Set down each entry exactly as given; pictures should not appear in the copy.
══ Material for this exercise ══
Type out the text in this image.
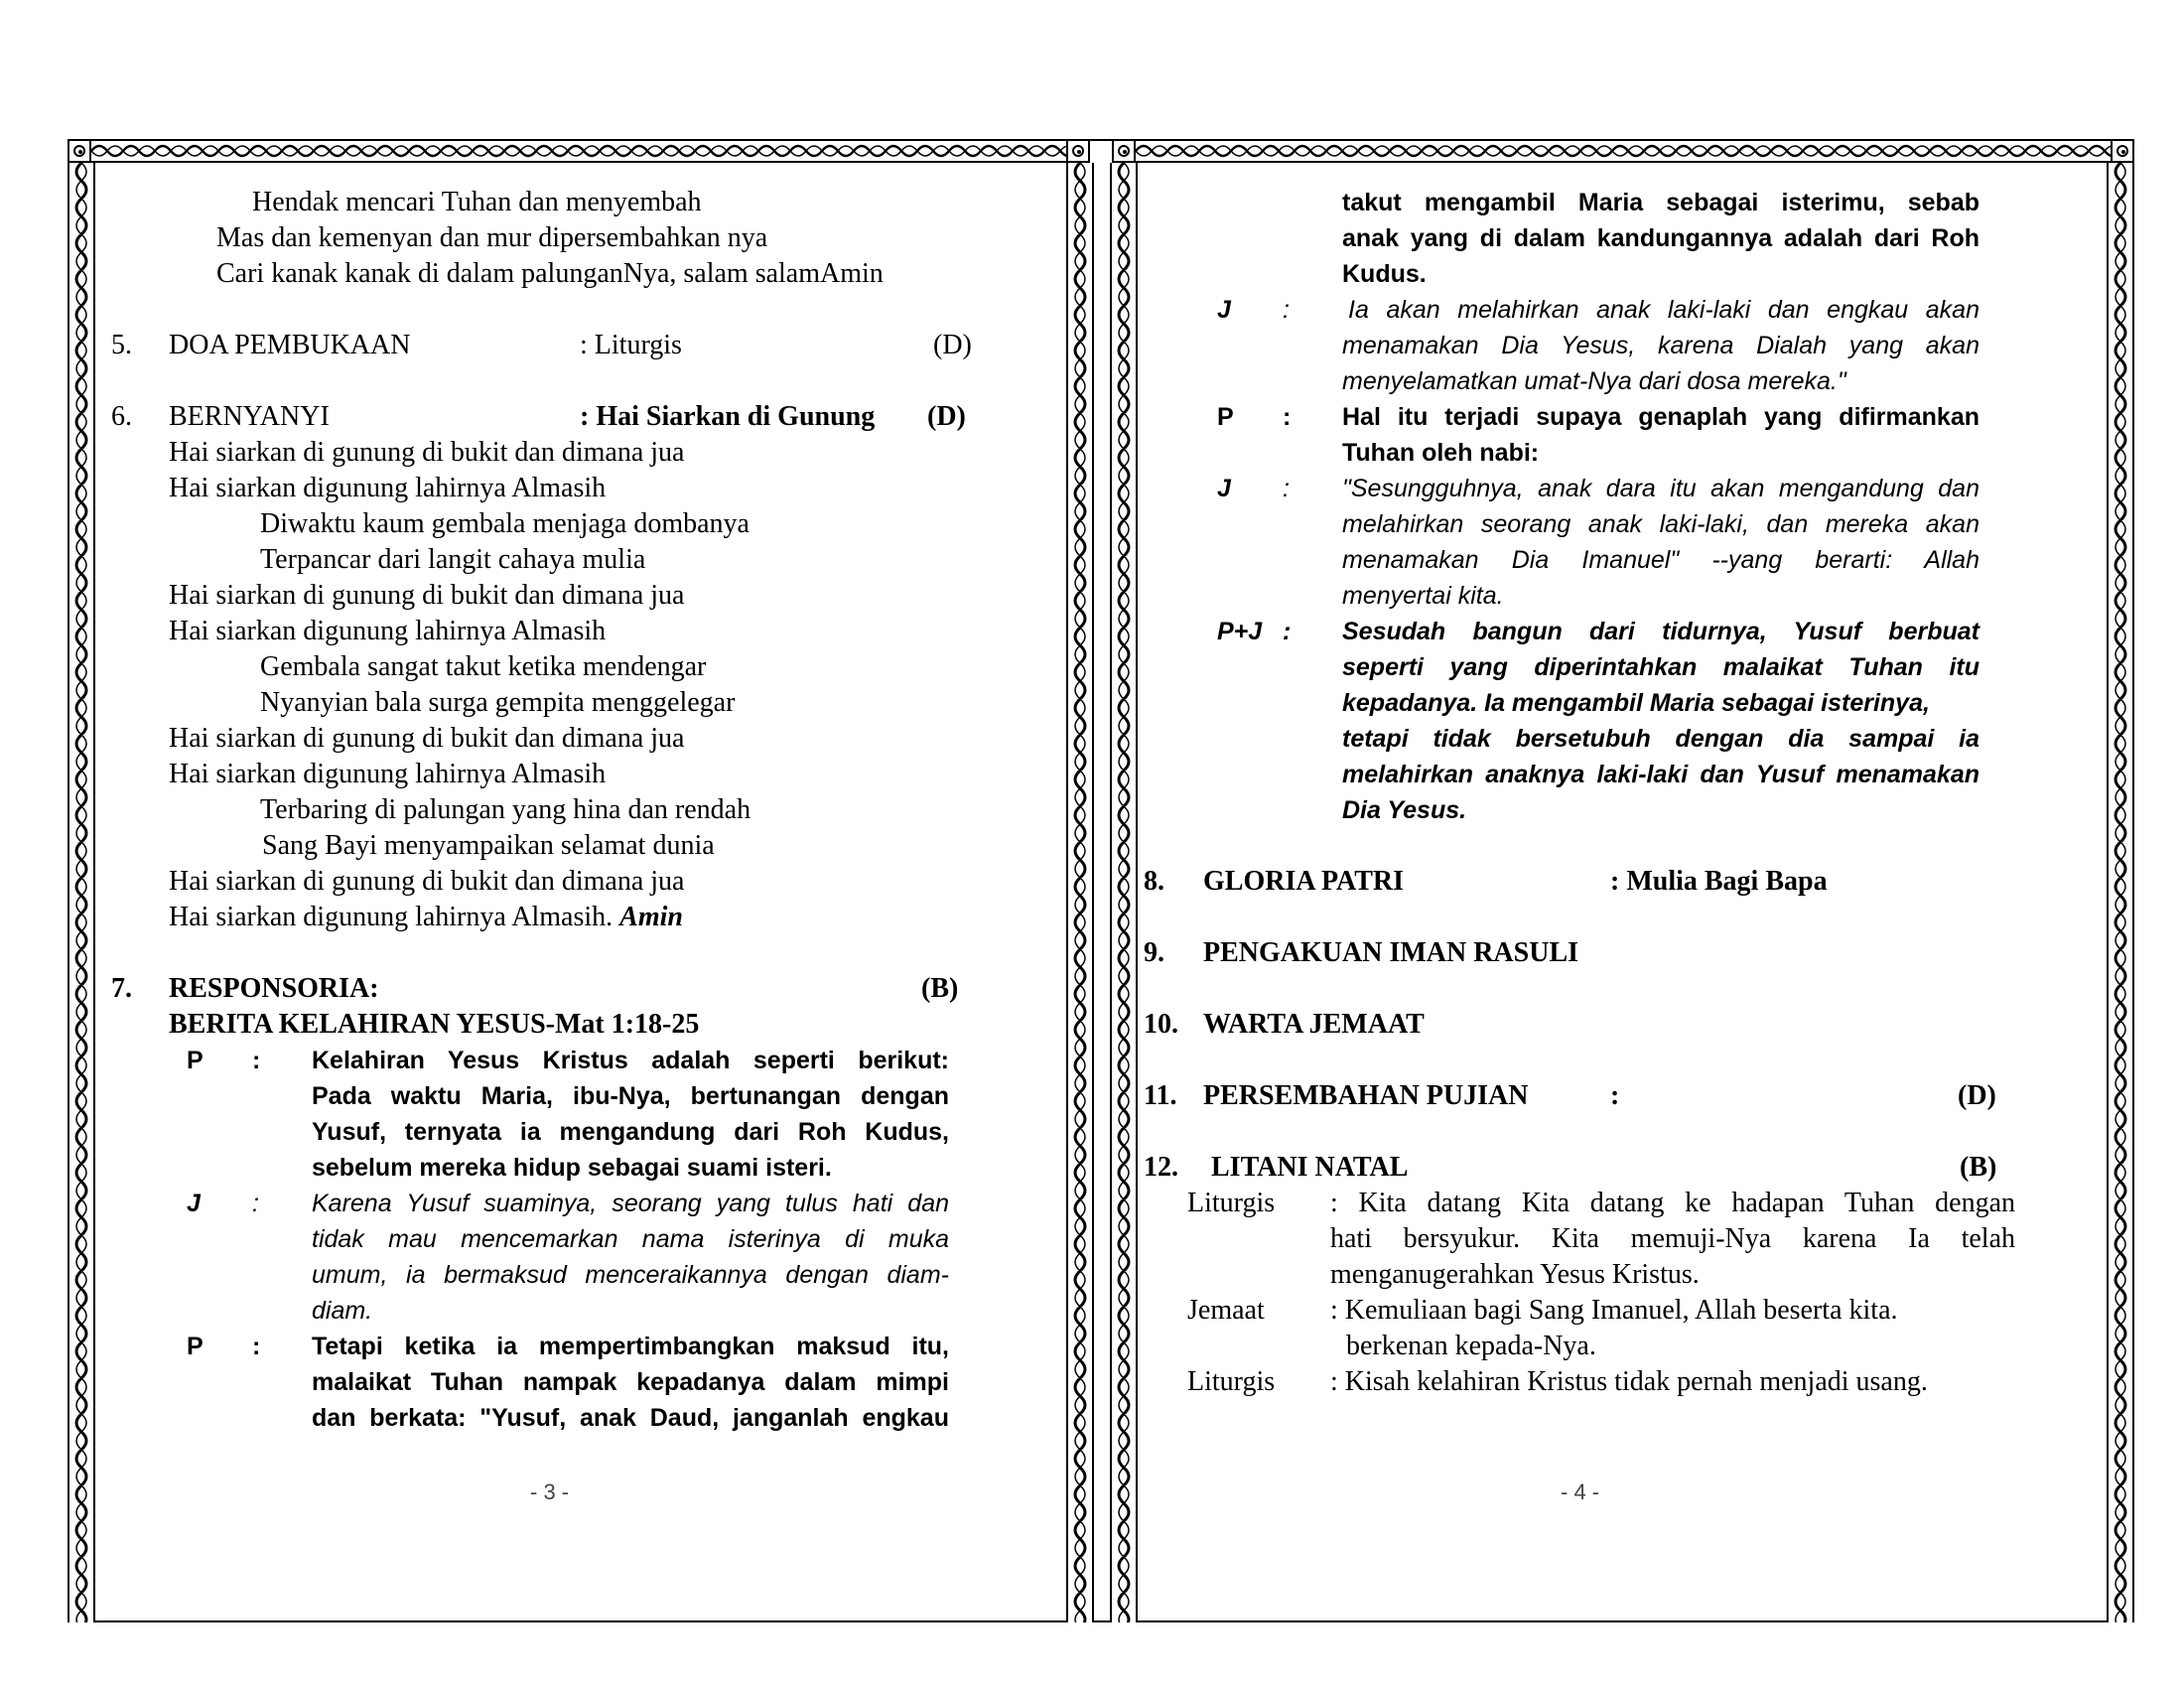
Hendak mencari Tuhan dan menyembah
Mas dan kemenyan dan mur dipersembahkan nya
Cari kanak kanak di dalam palunganNya, salam salamAmin
5. DOA PEMBUKAAN	: Liturgis	(D)
6. BERNYANYI	: Hai Siarkan di Gunung (D)
Hai siarkan di gunung di bukit dan dimana jua
Hai siarkan digunung lahirnya Almasih
Diwaktu kaum gembala menjaga dombanya
Terpancar dari langit cahaya mulia
Hai siarkan di gunung di bukit dan dimana jua
Hai siarkan digunung lahirnya Almasih
Gembala sangat takut ketika mendengar
Nyanyian bala surga gempita menggelegar
Hai siarkan di gunung di bukit dan dimana jua
Hai siarkan digunung lahirnya Almasih
Terbaring di palungan yang hina dan rendah
Sang Bayi menyampaikan selamat dunia
Hai siarkan di gunung di bukit dan dimana jua
Hai siarkan digunung lahirnya Almasih. Amin
7. RESPONSORIA:	(B)
BERITA KELAHIRAN YESUS-Mat 1:18-25
P : Kelahiran Yesus Kristus adalah seperti berikut:
Pada waktu Maria, ibu-Nya, bertunangan dengan
Yusuf, ternyata ia mengandung dari Roh Kudus,
sebelum mereka hidup sebagai suami isteri.
J : Karena Yusuf suaminya, seorang yang tulus hati dan
tidak mau mencemarkan nama isterinya di muka
umum, ia bermaksud menceraikannya dengan diam-
diam.
P : Tetapi ketika ia mempertimbangkan maksud itu,
malaikat Tuhan nampak kepadanya dalam mimpi
dan berkata: "Yusuf, anak Daud, janganlah engkau
- 3 -
takut mengambil Maria sebagai isterimu, sebab
anak yang di dalam kandungannya adalah dari Roh
Kudus.
J : Ia akan melahirkan anak laki-laki dan engkau akan
menamakan Dia Yesus, karena Dialah yang akan
menyelamatkan umat-Nya dari dosa mereka."
P : Hal itu terjadi supaya genaplah yang difirmankan
Tuhan oleh nabi:
J : "Sesungguhnya, anak dara itu akan mengandung dan
melahirkan seorang anak laki-laki, dan mereka akan
menamakan Dia Imanuel" --yang berarti: Allah
menyertai kita.
P+J : Sesudah bangun dari tidurnya, Yusuf berbuat
seperti yang diperintahkan malaikat Tuhan itu
kepadanya. Ia mengambil Maria sebagai isterinya,
tetapi tidak bersetubuh dengan dia sampai ia
melahirkan anaknya laki-laki dan Yusuf menamakan
Dia Yesus.
8. GLORIA PATRI	: Mulia Bagi Bapa
9. PENGAKUAN IMAN RASULI
10. WARTA JEMAAT
11. PERSEMBAHAN PUJIAN	:	(D)
12. LITANI NATAL	(B)
Liturgis : Kita datang Kita datang ke hadapan Tuhan dengan
hati bersyukur. Kita memuji-Nya karena Ia telah
menganugerahkan Yesus Kristus.
Jemaat : Kemuliaan bagi Sang Imanuel, Allah beserta kita.
berkenan kepada-Nya.
Liturgis : Kisah kelahiran Kristus tidak pernah menjadi usang.
- 4 -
═══
Response ::
Type out the text in this image.
Hendak mencari Tuhan dan menyembah
Mas dan kemenyan dan mur dipersembahkan nya
Cari kanak kanak di dalam palunganNya, salam salamAmin
5. DOA PEMBUKAAN	: Liturgis	(D)
6. BERNYANYI	: Hai Siarkan di Gunung (D)
Hai siarkan di gunung di bukit dan dimana jua
Hai siarkan digunung lahirnya Almasih
Diwaktu kaum gembala menjaga dombanya
Terpancar dari langit cahaya mulia
Hai siarkan di gunung di bukit dan dimana jua
Hai siarkan digunung lahirnya Almasih
Gembala sangat takut ketika mendengar
Nyanyian bala surga gempita menggelegar
Hai siarkan di gunung di bukit dan dimana jua
Hai siarkan digunung lahirnya Almasih
Terbaring di palungan yang hina dan rendah
Sang Bayi menyampaikan selamat dunia
Hai siarkan di gunung di bukit dan dimana jua
Hai siarkan digunung lahirnya Almasih. Amin
7. RESPONSORIA:	(B)
BERITA KELAHIRAN YESUS-Mat 1:18-25
P : Kelahiran Yesus Kristus adalah seperti berikut:
Pada waktu Maria, ibu-Nya, bertunangan dengan
Yusuf, ternyata ia mengandung dari Roh Kudus,
sebelum mereka hidup sebagai suami isteri.
J : Karena Yusuf suaminya, seorang yang tulus hati dan
tidak mau mencemarkan nama isterinya di muka
umum, ia bermaksud menceraikannya dengan diam-
diam.
P : Tetapi ketika ia mempertimbangkan maksud itu,
malaikat Tuhan nampak kepadanya dalam mimpi
dan berkata: "Yusuf, anak Daud, janganlah engkau
- 3 -
takut mengambil Maria sebagai isterimu, sebab
anak yang di dalam kandungannya adalah dari Roh
Kudus.
J : Ia akan melahirkan anak laki-laki dan engkau akan
menamakan Dia Yesus, karena Dialah yang akan
menyelamatkan umat-Nya dari dosa mereka."
P : Hal itu terjadi supaya genaplah yang difirmankan
Tuhan oleh nabi:
J : "Sesungguhnya, anak dara itu akan mengandung dan
melahirkan seorang anak laki-laki, dan mereka akan
menamakan Dia Imanuel" --yang berarti: Allah
menyertai kita.
P+J : Sesudah bangun dari tidurnya, Yusuf berbuat
seperti yang diperintahkan malaikat Tuhan itu
kepadanya. Ia mengambil Maria sebagai isterinya,
tetapi tidak bersetubuh dengan dia sampai ia
melahirkan anaknya laki-laki dan Yusuf menamakan
Dia Yesus.
8. GLORIA PATRI	: Mulia Bagi Bapa
9. PENGAKUAN IMAN RASULI
10. WARTA JEMAAT
11. PERSEMBAHAN PUJIAN	:	(D)
12. LITANI NATAL	(B)
Liturgis : Kita datang Kita datang ke hadapan Tuhan dengan
hati bersyukur. Kita memuji-Nya karena Ia telah
menganugerahkan Yesus Kristus.
Jemaat : Kemuliaan bagi Sang Imanuel, Allah beserta kita.
berkenan kepada-Nya.
Liturgis : Kisah kelahiran Kristus tidak pernah menjadi usang.
- 4 -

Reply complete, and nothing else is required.